Skip every picture and transcribe the remaining material exactly.

## Available records
○ ○ ○

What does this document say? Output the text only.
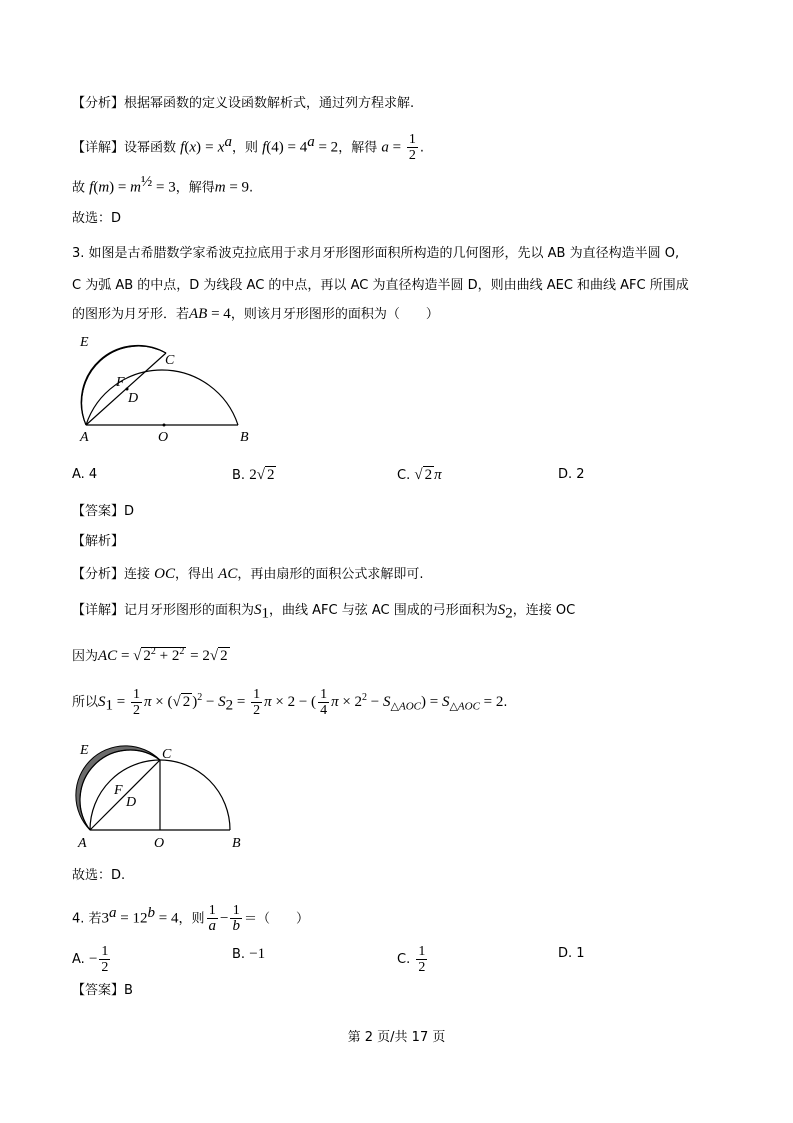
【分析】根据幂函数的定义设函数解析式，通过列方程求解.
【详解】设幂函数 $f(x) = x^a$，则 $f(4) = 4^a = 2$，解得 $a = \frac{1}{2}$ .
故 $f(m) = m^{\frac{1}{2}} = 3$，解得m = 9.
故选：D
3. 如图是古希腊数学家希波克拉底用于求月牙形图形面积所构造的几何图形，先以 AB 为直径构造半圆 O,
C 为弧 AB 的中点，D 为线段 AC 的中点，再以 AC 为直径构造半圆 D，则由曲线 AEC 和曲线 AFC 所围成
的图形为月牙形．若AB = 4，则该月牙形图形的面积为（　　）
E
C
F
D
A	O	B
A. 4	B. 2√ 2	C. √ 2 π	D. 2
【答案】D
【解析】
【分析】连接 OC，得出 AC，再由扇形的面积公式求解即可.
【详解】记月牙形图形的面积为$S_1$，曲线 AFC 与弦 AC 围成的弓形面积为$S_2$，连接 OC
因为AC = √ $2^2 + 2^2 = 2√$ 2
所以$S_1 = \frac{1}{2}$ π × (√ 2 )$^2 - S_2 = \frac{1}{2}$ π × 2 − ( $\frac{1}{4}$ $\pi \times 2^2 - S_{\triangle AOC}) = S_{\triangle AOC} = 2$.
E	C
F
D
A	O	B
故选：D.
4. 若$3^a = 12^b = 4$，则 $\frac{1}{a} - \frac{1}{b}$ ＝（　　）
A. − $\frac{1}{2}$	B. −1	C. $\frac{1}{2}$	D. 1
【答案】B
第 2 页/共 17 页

○ ○ ○

## Task answer
What does this document say? Output the text only.
【分析】根据幂函数的定义设函数解析式，通过列方程求解.
【详解】设幂函数 $f(x) = x^a$，则 $f(4) = 4^a = 2$，解得 $a = \frac{1}{2}$ .
故 $f(m) = m^{\frac{1}{2}} = 3$，解得m = 9.
故选：D
3. 如图是古希腊数学家希波克拉底用于求月牙形图形面积所构造的几何图形，先以 AB 为直径构造半圆 O,
C 为弧 AB 的中点，D 为线段 AC 的中点，再以 AC 为直径构造半圆 D，则由曲线 AEC 和曲线 AFC 所围成
的图形为月牙形．若AB = 4，则该月牙形图形的面积为（　　）
E
C
F
D
A	O	B
A. 4	B. 2√ 2	C. √ 2 π	D. 2
【答案】D
【解析】
【分析】连接 OC，得出 AC，再由扇形的面积公式求解即可.
【详解】记月牙形图形的面积为$S_1$，曲线 AFC 与弦 AC 围成的弓形面积为$S_2$，连接 OC
因为AC = √ $2^2 + 2^2 = 2√$ 2
所以$S_1 = \frac{1}{2}$ π × (√ 2 )$^2 - S_2 = \frac{1}{2}$ π × 2 − ( $\frac{1}{4}$ $\pi \times 2^2 - S_{\triangle AOC}) = S_{\triangle AOC} = 2$.
E	C
F
D
A	O	B
故选：D.
4. 若$3^a = 12^b = 4$，则 $\frac{1}{a} - \frac{1}{b}$ ＝（　　）
A. − $\frac{1}{2}$	B. −1	C. $\frac{1}{2}$	D. 1
【答案】B
第 2 页/共 17 页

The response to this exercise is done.